Start

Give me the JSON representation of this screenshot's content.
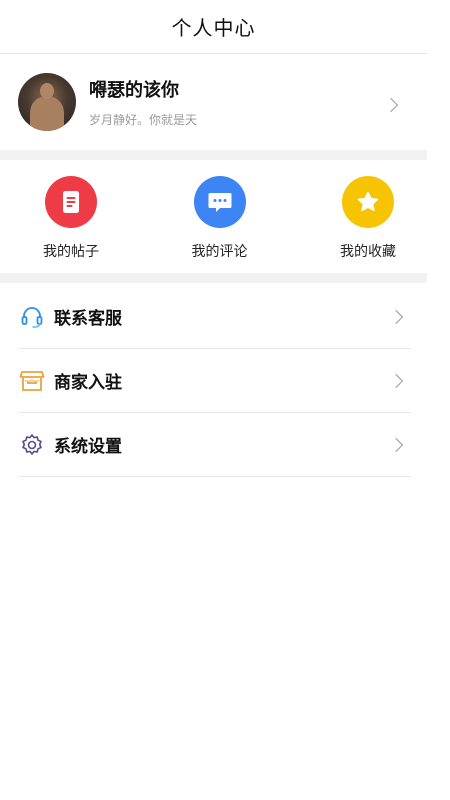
{
  "header": {
    "title": "个人中心"
  },
  "profile": {
    "name": "嘚瑟的该你",
    "bio": "岁月静好。你就是天"
  },
  "quick_actions": [
    {
      "label": "我的帖子",
      "icon": "document-icon",
      "color": "#ef3b46"
    },
    {
      "label": "我的评论",
      "icon": "comment-icon",
      "color": "#3d84f4"
    },
    {
      "label": "我的收藏",
      "icon": "star-icon",
      "color": "#f7c404"
    }
  ],
  "menu": [
    {
      "label": "联系客服",
      "icon": "headset-icon"
    },
    {
      "label": "商家入驻",
      "icon": "store-icon"
    },
    {
      "label": "系统设置",
      "icon": "gear-icon"
    }
  ]
}
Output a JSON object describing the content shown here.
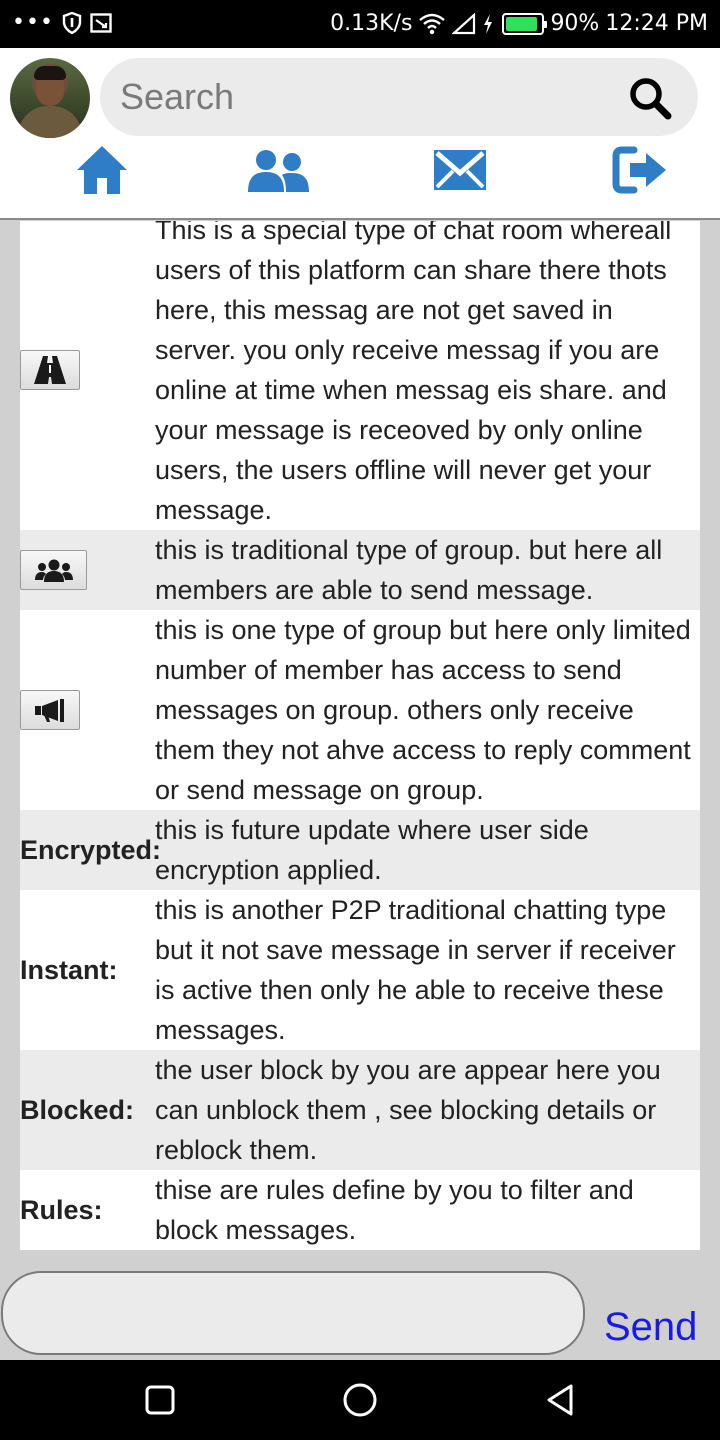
{
  "status_bar": {
    "speed": "0.13K/s",
    "battery": "90%",
    "battery_level": 0.9,
    "time": "12:24 PM",
    "icons": [
      "more-icon",
      "shield-icon",
      "cast-icon",
      "wifi-icon",
      "signal-icon",
      "charging-icon",
      "battery-icon"
    ]
  },
  "header": {
    "search_placeholder": "Search",
    "nav": [
      "home-icon",
      "users-icon",
      "envelope-icon",
      "logout-icon"
    ]
  },
  "rows": [
    {
      "label": "",
      "icon": "road-icon",
      "text": "This is a special type of chat room whereall users of this platform can share there thots here, this messag are not get saved in server. you only receive messag if you are online at time when messag eis share. and your message is receoved by only online users, the users offline will never get your message."
    },
    {
      "label": "",
      "icon": "group-icon",
      "text": "this is traditional type of group. but here all members are able to send message."
    },
    {
      "label": "",
      "icon": "bullhorn-icon",
      "text": "this is one type of group but here only limited number of member has access to send messages on group. others only receive them they not ahve access to reply comment or send message on group."
    },
    {
      "label": "Encrypted:",
      "icon": "",
      "text": "this is future update where user side encryption applied."
    },
    {
      "label": "Instant:",
      "icon": "",
      "text": "this is another P2P traditional chatting type but it not save message in server if receiver is active then only he able to receive these messages."
    },
    {
      "label": "Blocked:",
      "icon": "",
      "text": "the user block by you are appear here you can unblock them , see blocking details or reblock them."
    },
    {
      "label": "Rules:",
      "icon": "",
      "text": "thise are rules define by you to filter and block messages."
    }
  ],
  "composer": {
    "message_value": "",
    "send_label": "Send"
  },
  "colors": {
    "accent": "#2f7cc7",
    "send": "#1a1ae6",
    "row_alt": "#ebebeb"
  }
}
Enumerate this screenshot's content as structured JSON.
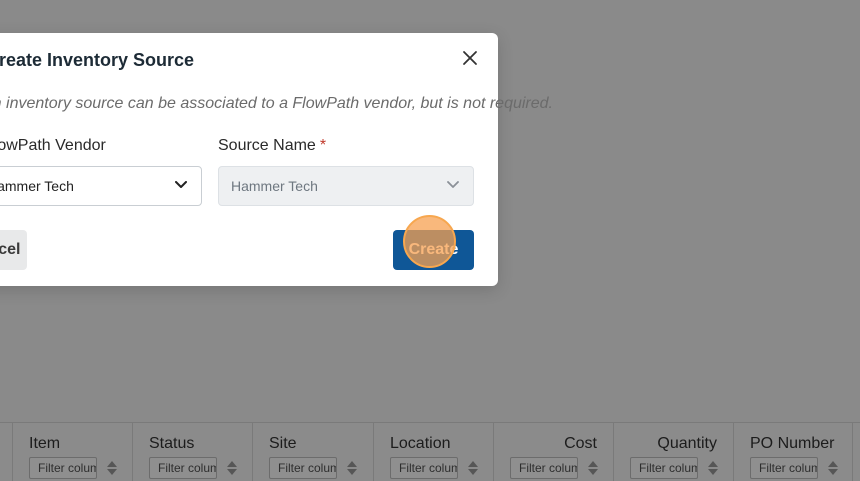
{
  "modal": {
    "title": "Create Inventory Source",
    "description": "An inventory source can be associated to a FlowPath vendor, but is not required.",
    "vendor_label": "FlowPath Vendor",
    "vendor_value": "Hammer Tech",
    "source_label": "Source Name",
    "required_mark": "*",
    "source_value": "Hammer Tech",
    "cancel_label": "Cancel",
    "create_label": "Create",
    "icons": {
      "close": "close-icon",
      "vendor_chevron": "chevron-down-icon",
      "source_chevron": "chevron-down-icon"
    }
  },
  "table": {
    "columns": [
      {
        "title": "Item",
        "filter_placeholder": "Filter column"
      },
      {
        "title": "Status",
        "filter_placeholder": "Filter column"
      },
      {
        "title": "Site",
        "filter_placeholder": "Filter column"
      },
      {
        "title": "Location",
        "filter_placeholder": "Filter column"
      },
      {
        "title": "Cost",
        "filter_placeholder": "Filter column"
      },
      {
        "title": "Quantity",
        "filter_placeholder": "Filter column"
      },
      {
        "title": "PO Number",
        "filter_placeholder": "Filter column"
      }
    ]
  },
  "colors": {
    "overlay": "#8a8a8a",
    "primary_button": "#0f5797",
    "required": "#c0392b",
    "click_marker": "#f7a74f"
  }
}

End

▶ [Required work]:
Omit the pictures and give the material again, exactly and in full.

▶ [Task solution]:
Give me the JSON representation of this screenshot's content.
{
  "header": {
    "title": "个人中心"
  },
  "profile": {
    "name": "嘚瑟的该你",
    "bio": "岁月静好。你就是天"
  },
  "quick_actions": [
    {
      "label": "我的帖子",
      "icon": "document-icon",
      "color": "#ef3b46"
    },
    {
      "label": "我的评论",
      "icon": "comment-icon",
      "color": "#3d84f4"
    },
    {
      "label": "我的收藏",
      "icon": "star-icon",
      "color": "#f7c404"
    }
  ],
  "menu": [
    {
      "label": "联系客服",
      "icon": "headset-icon"
    },
    {
      "label": "商家入驻",
      "icon": "store-icon"
    },
    {
      "label": "系统设置",
      "icon": "gear-icon"
    }
  ]
}
Output a JSON object describing the content shown here.
{
  "status_bar": {
    "speed": "0.13K/s",
    "battery": "90%",
    "battery_level": 0.9,
    "time": "12:24 PM",
    "icons": [
      "more-icon",
      "shield-icon",
      "cast-icon",
      "wifi-icon",
      "signal-icon",
      "charging-icon",
      "battery-icon"
    ]
  },
  "header": {
    "search_placeholder": "Search",
    "nav": [
      "home-icon",
      "users-icon",
      "envelope-icon",
      "logout-icon"
    ]
  },
  "rows": [
    {
      "label": "",
      "icon": "road-icon",
      "text": "This is a special type of chat room whereall users of this platform can share there thots here, this messag are not get saved in server. you only receive messag if you are online at time when messag eis share. and your message is receoved by only online users, the users offline will never get your message."
    },
    {
      "label": "",
      "icon": "group-icon",
      "text": "this is traditional type of group. but here all members are able to send message."
    },
    {
      "label": "",
      "icon": "bullhorn-icon",
      "text": "this is one type of group but here only limited number of member has access to send messages on group. others only receive them they not ahve access to reply comment or send message on group."
    },
    {
      "label": "Encrypted:",
      "icon": "",
      "text": "this is future update where user side encryption applied."
    },
    {
      "label": "Instant:",
      "icon": "",
      "text": "this is another P2P traditional chatting type but it not save message in server if receiver is active then only he able to receive these messages."
    },
    {
      "label": "Blocked:",
      "icon": "",
      "text": "the user block by you are appear here you can unblock them , see blocking details or reblock them."
    },
    {
      "label": "Rules:",
      "icon": "",
      "text": "thise are rules define by you to filter and block messages."
    }
  ],
  "composer": {
    "message_value": "",
    "send_label": "Send"
  },
  "colors": {
    "accent": "#2f7cc7",
    "send": "#1a1ae6",
    "row_alt": "#ebebeb"
  }
}
Enumerate this screenshot's content as structured JSON.
{
  "modal": {
    "title": "Create Inventory Source",
    "description": "An inventory source can be associated to a FlowPath vendor, but is not required.",
    "vendor_label": "FlowPath Vendor",
    "vendor_value": "Hammer Tech",
    "source_label": "Source Name",
    "required_mark": "*",
    "source_value": "Hammer Tech",
    "cancel_label": "Cancel",
    "create_label": "Create",
    "icons": {
      "close": "close-icon",
      "vendor_chevron": "chevron-down-icon",
      "source_chevron": "chevron-down-icon"
    }
  },
  "table": {
    "columns": [
      {
        "title": "Item",
        "filter_placeholder": "Filter column"
      },
      {
        "title": "Status",
        "filter_placeholder": "Filter column"
      },
      {
        "title": "Site",
        "filter_placeholder": "Filter column"
      },
      {
        "title": "Location",
        "filter_placeholder": "Filter column"
      },
      {
        "title": "Cost",
        "filter_placeholder": "Filter column"
      },
      {
        "title": "Quantity",
        "filter_placeholder": "Filter column"
      },
      {
        "title": "PO Number",
        "filter_placeholder": "Filter column"
      }
    ]
  },
  "colors": {
    "overlay": "#8a8a8a",
    "primary_button": "#0f5797",
    "required": "#c0392b",
    "click_marker": "#f7a74f"
  }
}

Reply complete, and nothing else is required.